■ **The records**:
══════════
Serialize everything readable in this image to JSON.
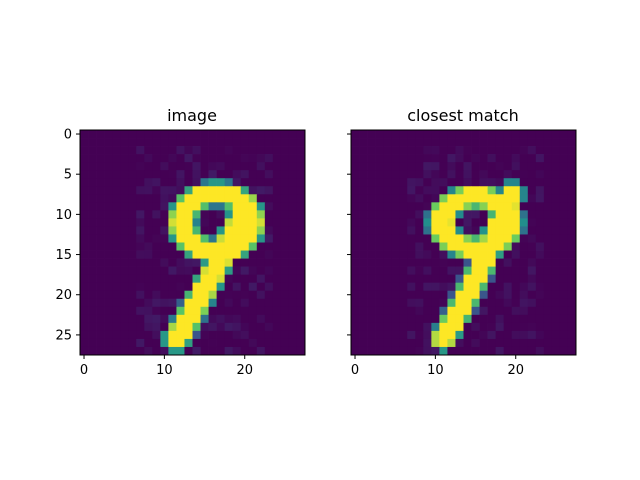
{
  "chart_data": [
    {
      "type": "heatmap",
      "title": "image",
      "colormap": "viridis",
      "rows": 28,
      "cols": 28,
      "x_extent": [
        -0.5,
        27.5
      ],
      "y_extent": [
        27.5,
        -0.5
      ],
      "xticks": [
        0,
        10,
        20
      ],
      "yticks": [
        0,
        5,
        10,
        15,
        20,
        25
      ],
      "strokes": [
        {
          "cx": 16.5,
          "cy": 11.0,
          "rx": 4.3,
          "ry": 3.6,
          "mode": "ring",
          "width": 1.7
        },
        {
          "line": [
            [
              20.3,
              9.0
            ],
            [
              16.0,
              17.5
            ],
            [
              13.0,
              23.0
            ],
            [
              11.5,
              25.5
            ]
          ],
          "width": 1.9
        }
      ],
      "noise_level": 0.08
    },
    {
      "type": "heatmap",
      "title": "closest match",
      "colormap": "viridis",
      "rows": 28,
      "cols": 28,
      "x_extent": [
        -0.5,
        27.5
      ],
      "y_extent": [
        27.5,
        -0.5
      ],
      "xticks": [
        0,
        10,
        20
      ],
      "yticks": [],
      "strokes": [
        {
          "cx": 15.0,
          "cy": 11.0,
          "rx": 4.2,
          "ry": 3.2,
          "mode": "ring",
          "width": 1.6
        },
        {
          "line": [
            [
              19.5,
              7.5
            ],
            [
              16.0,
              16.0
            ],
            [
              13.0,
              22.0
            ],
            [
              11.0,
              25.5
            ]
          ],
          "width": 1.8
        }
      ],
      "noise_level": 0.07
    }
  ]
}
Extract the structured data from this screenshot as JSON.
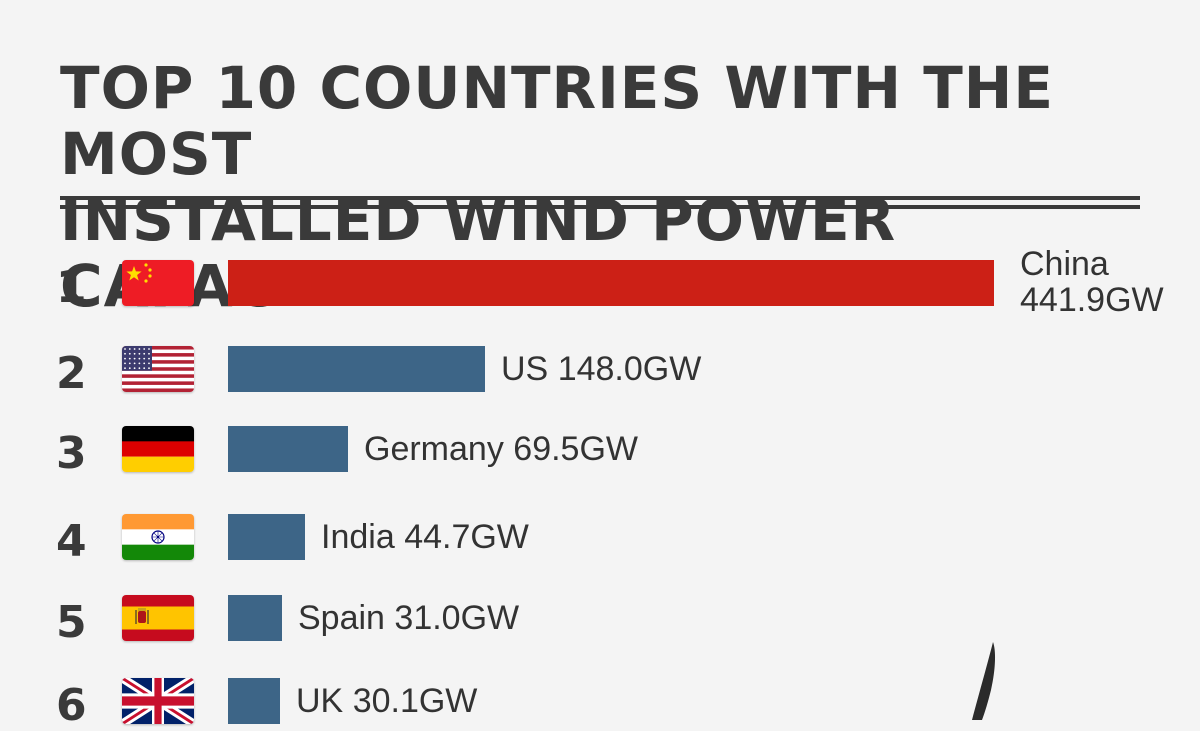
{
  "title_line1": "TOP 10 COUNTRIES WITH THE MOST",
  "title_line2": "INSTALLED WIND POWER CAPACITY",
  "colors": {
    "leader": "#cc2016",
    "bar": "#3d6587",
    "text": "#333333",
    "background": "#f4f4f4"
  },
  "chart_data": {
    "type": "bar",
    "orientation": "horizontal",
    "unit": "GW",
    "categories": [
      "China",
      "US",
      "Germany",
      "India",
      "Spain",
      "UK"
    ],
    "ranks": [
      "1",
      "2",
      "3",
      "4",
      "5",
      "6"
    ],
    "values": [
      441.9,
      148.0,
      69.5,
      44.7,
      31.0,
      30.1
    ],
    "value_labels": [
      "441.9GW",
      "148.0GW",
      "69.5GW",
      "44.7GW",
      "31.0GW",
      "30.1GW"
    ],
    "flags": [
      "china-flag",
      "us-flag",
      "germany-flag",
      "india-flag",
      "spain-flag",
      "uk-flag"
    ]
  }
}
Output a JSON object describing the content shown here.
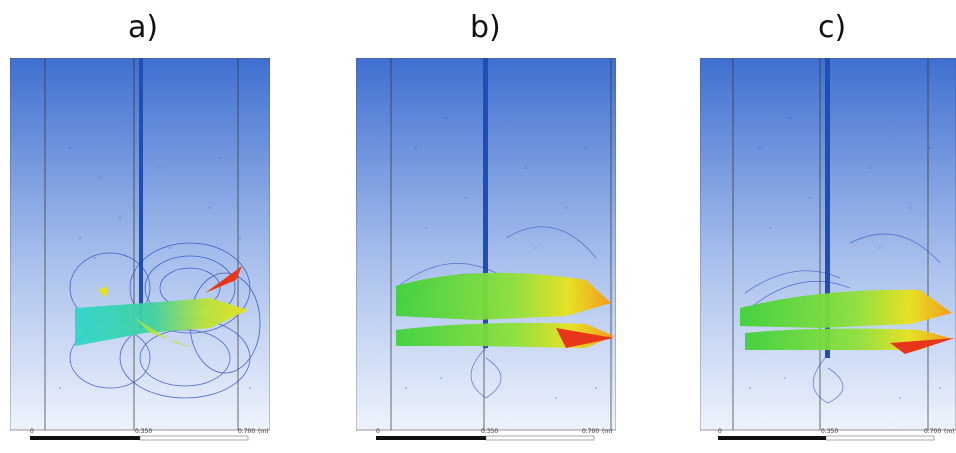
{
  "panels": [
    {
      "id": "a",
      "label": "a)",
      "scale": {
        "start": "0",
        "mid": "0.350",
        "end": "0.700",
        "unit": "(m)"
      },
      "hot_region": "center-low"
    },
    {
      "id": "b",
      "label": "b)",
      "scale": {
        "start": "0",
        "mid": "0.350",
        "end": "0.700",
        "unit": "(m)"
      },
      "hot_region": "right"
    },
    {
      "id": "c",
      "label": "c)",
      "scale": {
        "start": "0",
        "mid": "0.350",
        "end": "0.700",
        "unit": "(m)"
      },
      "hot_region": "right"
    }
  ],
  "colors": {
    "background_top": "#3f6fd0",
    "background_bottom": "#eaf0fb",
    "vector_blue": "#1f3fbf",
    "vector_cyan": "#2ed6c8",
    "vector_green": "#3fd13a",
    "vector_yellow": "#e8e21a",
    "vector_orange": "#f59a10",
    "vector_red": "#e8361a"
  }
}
══════════
■ **Given task**: Omit the pictures. Output every record above word for word.

■ **Answer to this exercise**:
Serialize everything readable in this image to JSON.
{
  "chart_data": [
    {
      "type": "heatmap",
      "title": "image",
      "colormap": "viridis",
      "rows": 28,
      "cols": 28,
      "x_extent": [
        -0.5,
        27.5
      ],
      "y_extent": [
        27.5,
        -0.5
      ],
      "xticks": [
        0,
        10,
        20
      ],
      "yticks": [
        0,
        5,
        10,
        15,
        20,
        25
      ],
      "strokes": [
        {
          "cx": 16.5,
          "cy": 11.0,
          "rx": 4.3,
          "ry": 3.6,
          "mode": "ring",
          "width": 1.7
        },
        {
          "line": [
            [
              20.3,
              9.0
            ],
            [
              16.0,
              17.5
            ],
            [
              13.0,
              23.0
            ],
            [
              11.5,
              25.5
            ]
          ],
          "width": 1.9
        }
      ],
      "noise_level": 0.08
    },
    {
      "type": "heatmap",
      "title": "closest match",
      "colormap": "viridis",
      "rows": 28,
      "cols": 28,
      "x_extent": [
        -0.5,
        27.5
      ],
      "y_extent": [
        27.5,
        -0.5
      ],
      "xticks": [
        0,
        10,
        20
      ],
      "yticks": [],
      "strokes": [
        {
          "cx": 15.0,
          "cy": 11.0,
          "rx": 4.2,
          "ry": 3.2,
          "mode": "ring",
          "width": 1.6
        },
        {
          "line": [
            [
              19.5,
              7.5
            ],
            [
              16.0,
              16.0
            ],
            [
              13.0,
              22.0
            ],
            [
              11.0,
              25.5
            ]
          ],
          "width": 1.8
        }
      ],
      "noise_level": 0.07
    }
  ]
}
Extract the structured data from this screenshot as JSON.
{
  "title_line1": "TOP 10 COUNTRIES WITH THE MOST",
  "title_line2": "INSTALLED WIND POWER CAPACITY",
  "colors": {
    "leader": "#cc2016",
    "bar": "#3d6587",
    "text": "#333333",
    "background": "#f4f4f4"
  },
  "chart_data": {
    "type": "bar",
    "orientation": "horizontal",
    "unit": "GW",
    "categories": [
      "China",
      "US",
      "Germany",
      "India",
      "Spain",
      "UK"
    ],
    "ranks": [
      "1",
      "2",
      "3",
      "4",
      "5",
      "6"
    ],
    "values": [
      441.9,
      148.0,
      69.5,
      44.7,
      31.0,
      30.1
    ],
    "value_labels": [
      "441.9GW",
      "148.0GW",
      "69.5GW",
      "44.7GW",
      "31.0GW",
      "30.1GW"
    ],
    "flags": [
      "china-flag",
      "us-flag",
      "germany-flag",
      "india-flag",
      "spain-flag",
      "uk-flag"
    ]
  }
}
Output a JSON object describing the content shown here.
{
  "panels": [
    {
      "id": "a",
      "label": "a)",
      "scale": {
        "start": "0",
        "mid": "0.350",
        "end": "0.700",
        "unit": "(m)"
      },
      "hot_region": "center-low"
    },
    {
      "id": "b",
      "label": "b)",
      "scale": {
        "start": "0",
        "mid": "0.350",
        "end": "0.700",
        "unit": "(m)"
      },
      "hot_region": "right"
    },
    {
      "id": "c",
      "label": "c)",
      "scale": {
        "start": "0",
        "mid": "0.350",
        "end": "0.700",
        "unit": "(m)"
      },
      "hot_region": "right"
    }
  ],
  "colors": {
    "background_top": "#3f6fd0",
    "background_bottom": "#eaf0fb",
    "vector_blue": "#1f3fbf",
    "vector_cyan": "#2ed6c8",
    "vector_green": "#3fd13a",
    "vector_yellow": "#e8e21a",
    "vector_orange": "#f59a10",
    "vector_red": "#e8361a"
  }
}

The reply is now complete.